— Start of Information shown —

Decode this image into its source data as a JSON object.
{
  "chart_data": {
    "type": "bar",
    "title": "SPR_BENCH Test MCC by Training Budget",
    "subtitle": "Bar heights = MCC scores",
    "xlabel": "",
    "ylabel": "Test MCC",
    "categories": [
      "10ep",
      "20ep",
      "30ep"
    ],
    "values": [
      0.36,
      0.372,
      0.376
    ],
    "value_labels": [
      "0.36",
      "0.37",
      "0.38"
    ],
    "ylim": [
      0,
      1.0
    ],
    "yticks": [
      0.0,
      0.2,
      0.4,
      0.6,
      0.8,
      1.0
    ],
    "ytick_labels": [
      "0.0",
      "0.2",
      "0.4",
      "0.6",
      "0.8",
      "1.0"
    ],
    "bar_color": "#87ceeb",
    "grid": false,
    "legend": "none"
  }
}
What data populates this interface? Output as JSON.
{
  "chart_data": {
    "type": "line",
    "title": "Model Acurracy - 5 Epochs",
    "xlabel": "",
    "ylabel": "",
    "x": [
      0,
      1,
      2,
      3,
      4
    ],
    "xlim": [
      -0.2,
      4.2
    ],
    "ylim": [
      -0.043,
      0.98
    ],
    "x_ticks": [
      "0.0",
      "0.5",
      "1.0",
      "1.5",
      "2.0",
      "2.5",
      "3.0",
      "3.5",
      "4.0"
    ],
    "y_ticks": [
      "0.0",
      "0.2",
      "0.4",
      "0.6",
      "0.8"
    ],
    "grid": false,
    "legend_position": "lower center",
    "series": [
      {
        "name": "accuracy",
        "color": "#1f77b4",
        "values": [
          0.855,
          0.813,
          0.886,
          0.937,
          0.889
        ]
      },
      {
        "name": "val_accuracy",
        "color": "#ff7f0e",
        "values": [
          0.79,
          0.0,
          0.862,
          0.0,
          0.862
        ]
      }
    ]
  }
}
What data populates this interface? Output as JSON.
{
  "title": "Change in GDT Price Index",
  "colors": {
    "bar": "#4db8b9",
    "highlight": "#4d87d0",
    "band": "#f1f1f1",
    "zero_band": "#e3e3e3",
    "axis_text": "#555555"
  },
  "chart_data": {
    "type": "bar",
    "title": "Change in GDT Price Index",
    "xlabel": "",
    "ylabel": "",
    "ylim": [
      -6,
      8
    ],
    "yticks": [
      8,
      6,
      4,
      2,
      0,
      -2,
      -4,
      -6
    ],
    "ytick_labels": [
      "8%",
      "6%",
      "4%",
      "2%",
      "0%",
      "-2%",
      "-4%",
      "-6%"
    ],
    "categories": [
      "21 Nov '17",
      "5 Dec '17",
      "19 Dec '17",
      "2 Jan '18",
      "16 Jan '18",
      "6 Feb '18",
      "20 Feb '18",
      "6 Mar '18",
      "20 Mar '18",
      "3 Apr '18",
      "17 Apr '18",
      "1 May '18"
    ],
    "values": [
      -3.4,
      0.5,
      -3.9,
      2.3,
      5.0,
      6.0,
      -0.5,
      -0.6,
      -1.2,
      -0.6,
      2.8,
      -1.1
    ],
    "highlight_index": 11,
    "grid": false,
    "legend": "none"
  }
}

— End of Information shown —

Your task: The records above should be duplicated in full, exactly as given.

Exercise output:
Decode this image into its source data as a JSON object.
{
  "chart_data": {
    "type": "bar",
    "title": "SPR_BENCH Test MCC by Training Budget",
    "subtitle": "Bar heights = MCC scores",
    "xlabel": "",
    "ylabel": "Test MCC",
    "categories": [
      "10ep",
      "20ep",
      "30ep"
    ],
    "values": [
      0.36,
      0.372,
      0.376
    ],
    "value_labels": [
      "0.36",
      "0.37",
      "0.38"
    ],
    "ylim": [
      0,
      1.0
    ],
    "yticks": [
      0.0,
      0.2,
      0.4,
      0.6,
      0.8,
      1.0
    ],
    "ytick_labels": [
      "0.0",
      "0.2",
      "0.4",
      "0.6",
      "0.8",
      "1.0"
    ],
    "bar_color": "#87ceeb",
    "grid": false,
    "legend": "none"
  }
}
What data populates this interface? Output as JSON.
{
  "chart_data": {
    "type": "line",
    "title": "Model Acurracy - 5 Epochs",
    "xlabel": "",
    "ylabel": "",
    "x": [
      0,
      1,
      2,
      3,
      4
    ],
    "xlim": [
      -0.2,
      4.2
    ],
    "ylim": [
      -0.043,
      0.98
    ],
    "x_ticks": [
      "0.0",
      "0.5",
      "1.0",
      "1.5",
      "2.0",
      "2.5",
      "3.0",
      "3.5",
      "4.0"
    ],
    "y_ticks": [
      "0.0",
      "0.2",
      "0.4",
      "0.6",
      "0.8"
    ],
    "grid": false,
    "legend_position": "lower center",
    "series": [
      {
        "name": "accuracy",
        "color": "#1f77b4",
        "values": [
          0.855,
          0.813,
          0.886,
          0.937,
          0.889
        ]
      },
      {
        "name": "val_accuracy",
        "color": "#ff7f0e",
        "values": [
          0.79,
          0.0,
          0.862,
          0.0,
          0.862
        ]
      }
    ]
  }
}
What data populates this interface? Output as JSON.
{
  "title": "Change in GDT Price Index",
  "colors": {
    "bar": "#4db8b9",
    "highlight": "#4d87d0",
    "band": "#f1f1f1",
    "zero_band": "#e3e3e3",
    "axis_text": "#555555"
  },
  "chart_data": {
    "type": "bar",
    "title": "Change in GDT Price Index",
    "xlabel": "",
    "ylabel": "",
    "ylim": [
      -6,
      8
    ],
    "yticks": [
      8,
      6,
      4,
      2,
      0,
      -2,
      -4,
      -6
    ],
    "ytick_labels": [
      "8%",
      "6%",
      "4%",
      "2%",
      "0%",
      "-2%",
      "-4%",
      "-6%"
    ],
    "categories": [
      "21 Nov '17",
      "5 Dec '17",
      "19 Dec '17",
      "2 Jan '18",
      "16 Jan '18",
      "6 Feb '18",
      "20 Feb '18",
      "6 Mar '18",
      "20 Mar '18",
      "3 Apr '18",
      "17 Apr '18",
      "1 May '18"
    ],
    "values": [
      -3.4,
      0.5,
      -3.9,
      2.3,
      5.0,
      6.0,
      -0.5,
      -0.6,
      -1.2,
      -0.6,
      2.8,
      -1.1
    ],
    "highlight_index": 11,
    "grid": false,
    "legend": "none"
  }
}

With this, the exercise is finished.